• Job: What follows is a block of records; restate each one word for word.

• Materials provided:
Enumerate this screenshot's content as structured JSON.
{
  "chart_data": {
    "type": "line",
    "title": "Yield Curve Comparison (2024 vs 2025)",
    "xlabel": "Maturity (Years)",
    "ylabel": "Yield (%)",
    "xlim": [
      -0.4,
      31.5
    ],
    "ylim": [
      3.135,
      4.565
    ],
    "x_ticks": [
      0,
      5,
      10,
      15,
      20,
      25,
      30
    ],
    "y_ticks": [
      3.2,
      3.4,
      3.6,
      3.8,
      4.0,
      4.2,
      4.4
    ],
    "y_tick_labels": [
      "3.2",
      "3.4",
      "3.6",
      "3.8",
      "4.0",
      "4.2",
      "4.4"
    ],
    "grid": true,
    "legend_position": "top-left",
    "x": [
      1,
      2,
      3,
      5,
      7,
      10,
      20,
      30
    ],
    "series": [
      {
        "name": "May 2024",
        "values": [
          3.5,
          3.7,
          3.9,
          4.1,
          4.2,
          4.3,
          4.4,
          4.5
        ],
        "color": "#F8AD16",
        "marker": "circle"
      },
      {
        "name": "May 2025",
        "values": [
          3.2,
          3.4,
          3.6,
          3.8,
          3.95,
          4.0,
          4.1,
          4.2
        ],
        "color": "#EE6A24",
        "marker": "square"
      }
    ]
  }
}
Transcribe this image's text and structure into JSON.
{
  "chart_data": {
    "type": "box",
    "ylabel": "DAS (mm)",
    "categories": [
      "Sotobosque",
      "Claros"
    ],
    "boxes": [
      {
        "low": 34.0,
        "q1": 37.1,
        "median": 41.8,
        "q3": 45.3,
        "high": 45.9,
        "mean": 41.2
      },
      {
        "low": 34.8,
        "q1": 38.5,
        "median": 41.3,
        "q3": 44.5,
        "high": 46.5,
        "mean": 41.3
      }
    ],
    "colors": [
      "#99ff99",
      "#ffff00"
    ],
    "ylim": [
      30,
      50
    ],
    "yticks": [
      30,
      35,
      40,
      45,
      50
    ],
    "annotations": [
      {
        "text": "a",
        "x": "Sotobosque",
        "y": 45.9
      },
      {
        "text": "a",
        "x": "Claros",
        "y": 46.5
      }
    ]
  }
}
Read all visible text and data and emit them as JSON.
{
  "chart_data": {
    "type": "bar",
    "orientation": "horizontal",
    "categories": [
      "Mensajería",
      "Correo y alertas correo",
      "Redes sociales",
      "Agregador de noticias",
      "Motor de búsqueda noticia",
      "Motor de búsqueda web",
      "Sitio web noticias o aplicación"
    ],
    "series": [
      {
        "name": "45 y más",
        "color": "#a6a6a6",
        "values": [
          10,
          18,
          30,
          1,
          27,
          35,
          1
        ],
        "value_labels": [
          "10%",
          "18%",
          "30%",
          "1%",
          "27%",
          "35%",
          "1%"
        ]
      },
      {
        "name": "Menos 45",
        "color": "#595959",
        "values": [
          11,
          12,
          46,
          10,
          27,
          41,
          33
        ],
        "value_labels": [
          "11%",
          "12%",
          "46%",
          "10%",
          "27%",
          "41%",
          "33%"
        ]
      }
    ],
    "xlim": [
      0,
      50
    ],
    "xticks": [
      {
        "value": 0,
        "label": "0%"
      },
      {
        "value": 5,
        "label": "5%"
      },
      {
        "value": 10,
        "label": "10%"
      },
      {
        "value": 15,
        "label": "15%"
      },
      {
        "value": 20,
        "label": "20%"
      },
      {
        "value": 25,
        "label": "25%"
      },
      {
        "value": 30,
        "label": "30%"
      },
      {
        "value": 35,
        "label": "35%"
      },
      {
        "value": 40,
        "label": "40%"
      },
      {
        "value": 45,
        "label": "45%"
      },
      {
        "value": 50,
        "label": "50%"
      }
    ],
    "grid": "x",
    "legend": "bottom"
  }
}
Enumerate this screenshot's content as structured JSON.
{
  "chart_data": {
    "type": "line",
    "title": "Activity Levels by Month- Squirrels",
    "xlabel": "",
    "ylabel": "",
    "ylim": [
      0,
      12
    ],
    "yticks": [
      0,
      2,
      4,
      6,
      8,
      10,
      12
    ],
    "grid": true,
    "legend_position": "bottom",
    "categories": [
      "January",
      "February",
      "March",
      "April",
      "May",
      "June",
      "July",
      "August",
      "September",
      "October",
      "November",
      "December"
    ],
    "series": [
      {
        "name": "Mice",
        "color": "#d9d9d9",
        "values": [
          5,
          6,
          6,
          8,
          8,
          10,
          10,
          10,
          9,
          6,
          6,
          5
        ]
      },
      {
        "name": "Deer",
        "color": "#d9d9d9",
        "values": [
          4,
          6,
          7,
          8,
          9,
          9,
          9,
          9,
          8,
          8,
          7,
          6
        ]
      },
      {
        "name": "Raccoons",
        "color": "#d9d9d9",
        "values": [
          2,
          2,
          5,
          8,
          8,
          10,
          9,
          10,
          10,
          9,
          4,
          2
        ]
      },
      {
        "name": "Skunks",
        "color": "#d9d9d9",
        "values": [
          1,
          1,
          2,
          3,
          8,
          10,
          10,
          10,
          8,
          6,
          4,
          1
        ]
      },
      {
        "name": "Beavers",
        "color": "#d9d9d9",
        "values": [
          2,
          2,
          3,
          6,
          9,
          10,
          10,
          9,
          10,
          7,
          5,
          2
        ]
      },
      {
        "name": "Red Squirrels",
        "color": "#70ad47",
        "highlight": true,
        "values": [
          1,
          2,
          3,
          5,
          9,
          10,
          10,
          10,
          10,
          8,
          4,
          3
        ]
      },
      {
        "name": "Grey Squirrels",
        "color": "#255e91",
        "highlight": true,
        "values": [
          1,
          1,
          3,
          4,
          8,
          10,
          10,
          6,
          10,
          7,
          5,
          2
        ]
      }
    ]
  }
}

• Exercise solution:
Enumerate this screenshot's content as structured JSON.
{
  "chart_data": {
    "type": "line",
    "title": "Yield Curve Comparison (2024 vs 2025)",
    "xlabel": "Maturity (Years)",
    "ylabel": "Yield (%)",
    "xlim": [
      -0.4,
      31.5
    ],
    "ylim": [
      3.135,
      4.565
    ],
    "x_ticks": [
      0,
      5,
      10,
      15,
      20,
      25,
      30
    ],
    "y_ticks": [
      3.2,
      3.4,
      3.6,
      3.8,
      4.0,
      4.2,
      4.4
    ],
    "y_tick_labels": [
      "3.2",
      "3.4",
      "3.6",
      "3.8",
      "4.0",
      "4.2",
      "4.4"
    ],
    "grid": true,
    "legend_position": "top-left",
    "x": [
      1,
      2,
      3,
      5,
      7,
      10,
      20,
      30
    ],
    "series": [
      {
        "name": "May 2024",
        "values": [
          3.5,
          3.7,
          3.9,
          4.1,
          4.2,
          4.3,
          4.4,
          4.5
        ],
        "color": "#F8AD16",
        "marker": "circle"
      },
      {
        "name": "May 2025",
        "values": [
          3.2,
          3.4,
          3.6,
          3.8,
          3.95,
          4.0,
          4.1,
          4.2
        ],
        "color": "#EE6A24",
        "marker": "square"
      }
    ]
  }
}
Transcribe this image's text and structure into JSON.
{
  "chart_data": {
    "type": "box",
    "ylabel": "DAS (mm)",
    "categories": [
      "Sotobosque",
      "Claros"
    ],
    "boxes": [
      {
        "low": 34.0,
        "q1": 37.1,
        "median": 41.8,
        "q3": 45.3,
        "high": 45.9,
        "mean": 41.2
      },
      {
        "low": 34.8,
        "q1": 38.5,
        "median": 41.3,
        "q3": 44.5,
        "high": 46.5,
        "mean": 41.3
      }
    ],
    "colors": [
      "#99ff99",
      "#ffff00"
    ],
    "ylim": [
      30,
      50
    ],
    "yticks": [
      30,
      35,
      40,
      45,
      50
    ],
    "annotations": [
      {
        "text": "a",
        "x": "Sotobosque",
        "y": 45.9
      },
      {
        "text": "a",
        "x": "Claros",
        "y": 46.5
      }
    ]
  }
}
Read all visible text and data and emit them as JSON.
{
  "chart_data": {
    "type": "bar",
    "orientation": "horizontal",
    "categories": [
      "Mensajería",
      "Correo y alertas correo",
      "Redes sociales",
      "Agregador de noticias",
      "Motor de búsqueda noticia",
      "Motor de búsqueda web",
      "Sitio web noticias o aplicación"
    ],
    "series": [
      {
        "name": "45 y más",
        "color": "#a6a6a6",
        "values": [
          10,
          18,
          30,
          1,
          27,
          35,
          1
        ],
        "value_labels": [
          "10%",
          "18%",
          "30%",
          "1%",
          "27%",
          "35%",
          "1%"
        ]
      },
      {
        "name": "Menos 45",
        "color": "#595959",
        "values": [
          11,
          12,
          46,
          10,
          27,
          41,
          33
        ],
        "value_labels": [
          "11%",
          "12%",
          "46%",
          "10%",
          "27%",
          "41%",
          "33%"
        ]
      }
    ],
    "xlim": [
      0,
      50
    ],
    "xticks": [
      {
        "value": 0,
        "label": "0%"
      },
      {
        "value": 5,
        "label": "5%"
      },
      {
        "value": 10,
        "label": "10%"
      },
      {
        "value": 15,
        "label": "15%"
      },
      {
        "value": 20,
        "label": "20%"
      },
      {
        "value": 25,
        "label": "25%"
      },
      {
        "value": 30,
        "label": "30%"
      },
      {
        "value": 35,
        "label": "35%"
      },
      {
        "value": 40,
        "label": "40%"
      },
      {
        "value": 45,
        "label": "45%"
      },
      {
        "value": 50,
        "label": "50%"
      }
    ],
    "grid": "x",
    "legend": "bottom"
  }
}
Enumerate this screenshot's content as structured JSON.
{
  "chart_data": {
    "type": "line",
    "title": "Activity Levels by Month- Squirrels",
    "xlabel": "",
    "ylabel": "",
    "ylim": [
      0,
      12
    ],
    "yticks": [
      0,
      2,
      4,
      6,
      8,
      10,
      12
    ],
    "grid": true,
    "legend_position": "bottom",
    "categories": [
      "January",
      "February",
      "March",
      "April",
      "May",
      "June",
      "July",
      "August",
      "September",
      "October",
      "November",
      "December"
    ],
    "series": [
      {
        "name": "Mice",
        "color": "#d9d9d9",
        "values": [
          5,
          6,
          6,
          8,
          8,
          10,
          10,
          10,
          9,
          6,
          6,
          5
        ]
      },
      {
        "name": "Deer",
        "color": "#d9d9d9",
        "values": [
          4,
          6,
          7,
          8,
          9,
          9,
          9,
          9,
          8,
          8,
          7,
          6
        ]
      },
      {
        "name": "Raccoons",
        "color": "#d9d9d9",
        "values": [
          2,
          2,
          5,
          8,
          8,
          10,
          9,
          10,
          10,
          9,
          4,
          2
        ]
      },
      {
        "name": "Skunks",
        "color": "#d9d9d9",
        "values": [
          1,
          1,
          2,
          3,
          8,
          10,
          10,
          10,
          8,
          6,
          4,
          1
        ]
      },
      {
        "name": "Beavers",
        "color": "#d9d9d9",
        "values": [
          2,
          2,
          3,
          6,
          9,
          10,
          10,
          9,
          10,
          7,
          5,
          2
        ]
      },
      {
        "name": "Red Squirrels",
        "color": "#70ad47",
        "highlight": true,
        "values": [
          1,
          2,
          3,
          5,
          9,
          10,
          10,
          10,
          10,
          8,
          4,
          3
        ]
      },
      {
        "name": "Grey Squirrels",
        "color": "#255e91",
        "highlight": true,
        "values": [
          1,
          1,
          3,
          4,
          8,
          10,
          10,
          6,
          10,
          7,
          5,
          2
        ]
      }
    ]
  }
}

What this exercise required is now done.